◆ **Directive**: Take each line containing the word "text" and copy it.

(Stored data entries)
——

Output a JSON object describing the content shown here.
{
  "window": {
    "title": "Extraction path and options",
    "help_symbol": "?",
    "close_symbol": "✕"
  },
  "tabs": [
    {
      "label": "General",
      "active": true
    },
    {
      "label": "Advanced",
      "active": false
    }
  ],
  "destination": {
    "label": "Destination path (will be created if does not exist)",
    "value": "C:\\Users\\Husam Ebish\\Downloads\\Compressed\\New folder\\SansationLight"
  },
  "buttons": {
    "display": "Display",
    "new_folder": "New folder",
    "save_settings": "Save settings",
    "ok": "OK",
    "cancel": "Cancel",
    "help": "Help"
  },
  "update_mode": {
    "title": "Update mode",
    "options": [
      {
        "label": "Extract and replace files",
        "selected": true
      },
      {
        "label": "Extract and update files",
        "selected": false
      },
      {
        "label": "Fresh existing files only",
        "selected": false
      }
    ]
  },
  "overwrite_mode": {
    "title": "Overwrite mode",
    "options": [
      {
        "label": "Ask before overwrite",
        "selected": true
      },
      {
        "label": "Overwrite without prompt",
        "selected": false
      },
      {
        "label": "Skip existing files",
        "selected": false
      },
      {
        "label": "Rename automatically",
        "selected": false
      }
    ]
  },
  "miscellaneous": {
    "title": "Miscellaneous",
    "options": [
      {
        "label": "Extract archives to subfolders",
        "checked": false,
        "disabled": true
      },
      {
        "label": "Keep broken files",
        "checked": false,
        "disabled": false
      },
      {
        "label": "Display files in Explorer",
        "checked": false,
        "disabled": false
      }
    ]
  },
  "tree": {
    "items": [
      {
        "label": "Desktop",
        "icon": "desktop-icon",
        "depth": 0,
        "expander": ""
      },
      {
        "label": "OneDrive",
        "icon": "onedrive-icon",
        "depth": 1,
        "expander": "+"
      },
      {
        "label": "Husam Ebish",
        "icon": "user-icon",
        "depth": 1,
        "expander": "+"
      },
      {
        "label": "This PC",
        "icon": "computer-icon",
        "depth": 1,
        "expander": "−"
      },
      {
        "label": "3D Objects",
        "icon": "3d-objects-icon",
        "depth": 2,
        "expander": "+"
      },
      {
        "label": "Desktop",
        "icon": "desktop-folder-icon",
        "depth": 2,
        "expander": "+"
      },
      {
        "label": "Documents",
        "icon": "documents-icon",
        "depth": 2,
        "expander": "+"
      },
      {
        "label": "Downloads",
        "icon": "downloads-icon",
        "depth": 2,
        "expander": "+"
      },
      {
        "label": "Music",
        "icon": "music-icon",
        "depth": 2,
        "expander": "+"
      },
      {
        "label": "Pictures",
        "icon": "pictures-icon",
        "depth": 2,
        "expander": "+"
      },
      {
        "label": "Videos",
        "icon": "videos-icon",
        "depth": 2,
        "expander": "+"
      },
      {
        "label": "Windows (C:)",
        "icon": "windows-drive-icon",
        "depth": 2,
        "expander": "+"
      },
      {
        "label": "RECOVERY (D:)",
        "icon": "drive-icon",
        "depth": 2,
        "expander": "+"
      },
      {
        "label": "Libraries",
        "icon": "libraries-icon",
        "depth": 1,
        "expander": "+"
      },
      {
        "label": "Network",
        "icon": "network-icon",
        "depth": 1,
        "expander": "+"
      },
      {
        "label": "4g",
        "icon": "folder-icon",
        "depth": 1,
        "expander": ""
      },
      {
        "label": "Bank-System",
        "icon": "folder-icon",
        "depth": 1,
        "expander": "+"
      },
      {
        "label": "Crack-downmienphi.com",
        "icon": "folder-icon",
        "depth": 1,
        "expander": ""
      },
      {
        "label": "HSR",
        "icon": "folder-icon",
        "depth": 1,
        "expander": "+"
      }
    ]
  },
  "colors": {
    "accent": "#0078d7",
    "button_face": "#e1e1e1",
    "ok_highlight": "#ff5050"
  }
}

——

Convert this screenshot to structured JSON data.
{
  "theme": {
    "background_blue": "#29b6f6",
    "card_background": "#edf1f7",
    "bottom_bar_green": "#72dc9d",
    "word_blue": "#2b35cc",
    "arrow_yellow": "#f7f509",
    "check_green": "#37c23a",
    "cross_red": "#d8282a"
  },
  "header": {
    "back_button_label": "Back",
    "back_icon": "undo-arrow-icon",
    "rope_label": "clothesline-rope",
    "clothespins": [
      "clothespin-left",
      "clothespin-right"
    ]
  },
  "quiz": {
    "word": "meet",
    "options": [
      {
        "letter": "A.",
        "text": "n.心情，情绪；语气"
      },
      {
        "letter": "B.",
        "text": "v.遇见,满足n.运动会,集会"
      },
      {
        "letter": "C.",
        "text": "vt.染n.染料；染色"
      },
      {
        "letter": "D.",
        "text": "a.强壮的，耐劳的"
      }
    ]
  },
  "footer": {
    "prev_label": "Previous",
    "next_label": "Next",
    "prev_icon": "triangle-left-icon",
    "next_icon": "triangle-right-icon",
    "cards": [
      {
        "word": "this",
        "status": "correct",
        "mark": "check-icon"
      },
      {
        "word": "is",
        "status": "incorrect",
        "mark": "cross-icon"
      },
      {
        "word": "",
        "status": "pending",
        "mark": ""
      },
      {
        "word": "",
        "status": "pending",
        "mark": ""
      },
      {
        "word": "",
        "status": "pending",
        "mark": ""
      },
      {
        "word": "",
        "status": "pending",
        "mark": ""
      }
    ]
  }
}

——

◆ **Solution for this task**:
        "text": "n.心情，情绪；语气"
        "text": "v.遇见,满足n.运动会,集会"
        "text": "vt.染n.染料；染色"
        "text": "a.强壮的，耐劳的"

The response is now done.